— Start —

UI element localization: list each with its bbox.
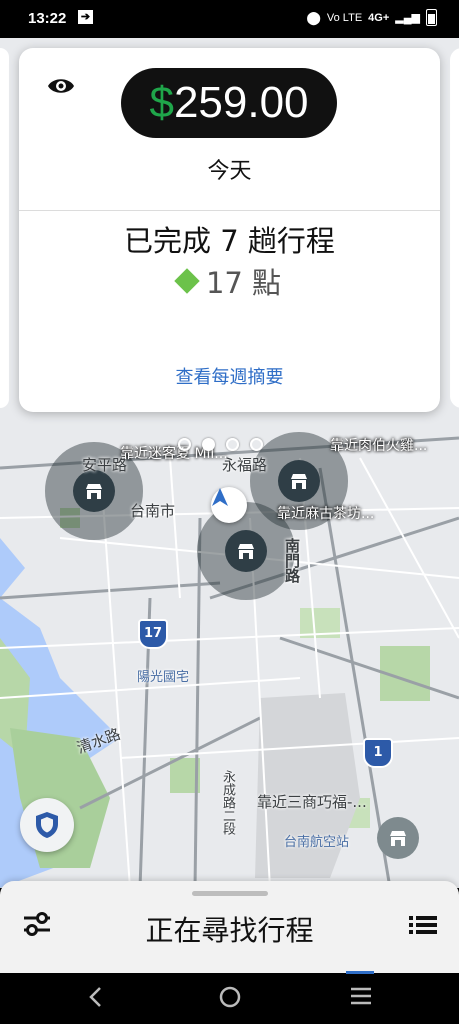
- eye-icon: [48, 79, 74, 93]
- earnings-amount: 259.00: [173, 78, 309, 127]
- place-label: 台南航空站: [284, 835, 350, 850]
- place-label: 陽光國宅: [137, 670, 190, 685]
- screen-cast-icon: ➔: [78, 10, 93, 24]
- hide-earnings-button[interactable]: [47, 76, 75, 100]
- navigation-arrow-icon: [212, 488, 228, 506]
- status-bar: 13:22 ➔ ⬤ Vo LTE 4G+ ▂▄▆: [0, 0, 459, 38]
- back-icon: [89, 987, 101, 1007]
- currency-symbol: $: [149, 78, 174, 127]
- safety-toolkit-button[interactable]: [20, 798, 74, 852]
- route-shield: 1: [363, 738, 393, 768]
- signal-icon: ▂▄▆: [395, 12, 420, 24]
- store-pin[interactable]: [278, 460, 320, 502]
- road-label: 永福路: [222, 456, 268, 474]
- card-pager: [178, 438, 263, 451]
- route-shield: 17: [138, 619, 168, 649]
- store-pin[interactable]: [225, 530, 267, 572]
- status-time: 13:22: [28, 10, 67, 27]
- back-button[interactable]: [88, 986, 104, 1012]
- list-icon: [409, 916, 437, 934]
- store-label[interactable]: 靠近三商巧福-...: [257, 791, 367, 812]
- earnings-amount-pill[interactable]: $259.00: [121, 68, 337, 138]
- current-location-arrow: [211, 487, 247, 523]
- store-icon: [238, 544, 254, 559]
- next-card-peek[interactable]: [450, 48, 459, 408]
- store-label[interactable]: 靠近麻古茶坊...: [277, 503, 374, 523]
- store-label[interactable]: 靠近肉伯火雞...: [330, 435, 427, 455]
- home-button[interactable]: [219, 986, 241, 1012]
- pager-dot-active[interactable]: [202, 438, 215, 451]
- bottom-sheet[interactable]: 正在尋找行程: [0, 881, 459, 973]
- earnings-card[interactable]: $259.00 今天 已完成 7 趟行程 17 點 查看每週摘要: [19, 48, 440, 412]
- home-circle-icon: [219, 986, 241, 1008]
- store-pin[interactable]: [73, 470, 115, 512]
- menu-list-button[interactable]: [409, 915, 437, 939]
- city-label: 台南市: [130, 502, 176, 520]
- network-label: 4G+: [368, 11, 390, 24]
- battery-icon: [426, 9, 437, 26]
- menu-lines-icon: [351, 987, 371, 1005]
- store-icon: [390, 831, 406, 846]
- points-row: 17 點: [19, 260, 440, 302]
- road-label: 南門路: [283, 538, 301, 583]
- points-value: 17 點: [205, 266, 282, 300]
- driver-status: 正在尋找行程: [145, 914, 314, 947]
- pager-dot[interactable]: [226, 438, 239, 451]
- store-icon: [86, 484, 102, 499]
- store-icon: [291, 474, 307, 489]
- road-label: 永成路二段: [220, 770, 235, 835]
- weekly-summary-link[interactable]: 查看每週摘要: [19, 363, 440, 389]
- volte-label: Vo LTE: [326, 11, 363, 24]
- trips-summary: 已完成 7 趟行程: [124, 224, 335, 258]
- card-divider: [19, 210, 440, 211]
- shield-icon: [36, 812, 58, 838]
- system-nav-bar: [0, 974, 459, 1024]
- diamond-icon: [174, 268, 200, 294]
- pager-dot[interactable]: [250, 438, 263, 451]
- location-icon: ⬤: [306, 9, 321, 25]
- road-label: 安平路: [82, 456, 128, 474]
- store-pin[interactable]: [377, 817, 419, 859]
- previous-card-peek[interactable]: [0, 48, 9, 408]
- earnings-period: 今天: [207, 159, 252, 184]
- sheet-handle[interactable]: [192, 891, 268, 896]
- recents-button[interactable]: [350, 986, 372, 1010]
- status-icons: ⬤ Vo LTE 4G+ ▂▄▆: [306, 9, 437, 26]
- pager-dot[interactable]: [178, 438, 191, 451]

— End —

■ EXERCISE REQUIREMENTS
Rewrite all of the rows above as a numbered list with no blank lines, and leave the picture out.

■ SOLUTION BELOW
1. UI element localization: list each with its bbox.
2. - eye-icon: [48, 79, 74, 93]
3. - earnings-amount: 259.00: [173, 78, 309, 127]
4. - place-label: 台南航空站: [284, 835, 350, 850]
5. - place-label: 陽光國宅: [137, 670, 190, 685]
6. - screen-cast-icon: ➔: [78, 10, 93, 24]
7. - hide-earnings-button[interactable]: [47, 76, 75, 100]
8. - navigation-arrow-icon: [212, 488, 228, 506]
9. - status-bar: 13:22 ➔ ⬤ Vo LTE 4G+ ▂▄▆: [0, 0, 459, 38]
10. - back-icon: [89, 987, 101, 1007]
11. - currency-symbol: $: [149, 78, 174, 127]
12. - safety-toolkit-button[interactable]: [20, 798, 74, 852]
13. - route-shield: 1: [363, 738, 393, 768]
14. - signal-icon: ▂▄▆: [395, 12, 420, 24]
15. - store-pin[interactable]: [278, 460, 320, 502]
16. - road-label: 永福路: [222, 456, 268, 474]
17. - card-pager: [178, 438, 263, 451]
18. - route-shield: 17: [138, 619, 168, 649]
19. - store-pin[interactable]: [225, 530, 267, 572]
20. - status-time: 13:22: [28, 10, 67, 27]
21. - back-button[interactable]: [88, 986, 104, 1012]
22. - list-icon: [409, 916, 437, 934]
23. - store-label[interactable]: 靠近三商巧福-...: [257, 791, 367, 812]
24. - earnings-amount-pill[interactable]: $259.00: [121, 68, 337, 138]
25. - current-location-arrow: [211, 487, 247, 523]
26. - store-icon: [238, 544, 254, 559]
27. - next-card-peek[interactable]: [450, 48, 459, 408]
28. - store-label[interactable]: 靠近麻古茶坊...: [277, 503, 374, 523]
29. - store-label[interactable]: 靠近肉伯火雞...: [330, 435, 427, 455]
30. - home-button[interactable]: [219, 986, 241, 1012]
31. - pager-dot-active[interactable]: [202, 438, 215, 451]
32. - bottom-sheet[interactable]: 正在尋找行程: [0, 881, 459, 973]
33. - earnings-card[interactable]: $259.00 今天 已完成 7 趟行程 17 點 查看每週摘要: [19, 48, 440, 412]
34. - home-circle-icon: [219, 986, 241, 1008]
35. - store-pin[interactable]: [73, 470, 115, 512]
36. - menu-list-button[interactable]: [409, 915, 437, 939]
37. - city-label: 台南市: [130, 502, 176, 520]
38. - network-label: 4G+: [368, 11, 390, 24]
39. - battery-icon: [426, 9, 437, 26]
40. - menu-lines-icon: [351, 987, 371, 1005]
41. - store-icon: [390, 831, 406, 846]
42. - points-row: 17 點: [19, 260, 440, 302]
43. - road-label: 南門路: [283, 538, 301, 583]
44. - points-value: 17 點: [205, 266, 282, 300]
45. - driver-status: 正在尋找行程: [145, 914, 314, 947]
46. - pager-dot[interactable]: [226, 438, 239, 451]
47. - store-icon: [86, 484, 102, 499]
48. - store-icon: [291, 474, 307, 489]
49. - road-label: 永成路二段: [220, 770, 235, 835]
50. - weekly-summary-link[interactable]: 查看每週摘要: [19, 363, 440, 389]
51. - volte-label: Vo LTE: [326, 11, 363, 24]
52. - trips-summary: 已完成 7 趟行程: [124, 224, 335, 258]
53. - card-divider: [19, 210, 440, 211]
54. - shield-icon: [36, 812, 58, 838]
55. - system-nav-bar: [0, 974, 459, 1024]
56. - diamond-icon: [174, 268, 200, 294]
57. - pager-dot[interactable]: [250, 438, 263, 451]
58. - location-icon: ⬤: [306, 9, 321, 25]
59. - road-label: 安平路: [82, 456, 128, 474]
60. - store-pin[interactable]: [377, 817, 419, 859]
61. - previous-card-peek[interactable]: [0, 48, 9, 408]
62. - earnings-period: 今天: [207, 159, 252, 184]
63. - sheet-handle[interactable]: [192, 891, 268, 896]
64. - recents-button[interactable]: [350, 986, 372, 1010]
65. - status-icons: ⬤ Vo LTE 4G+ ▂▄▆: [306, 9, 437, 26]
66. - pager-dot[interactable]: [178, 438, 191, 451]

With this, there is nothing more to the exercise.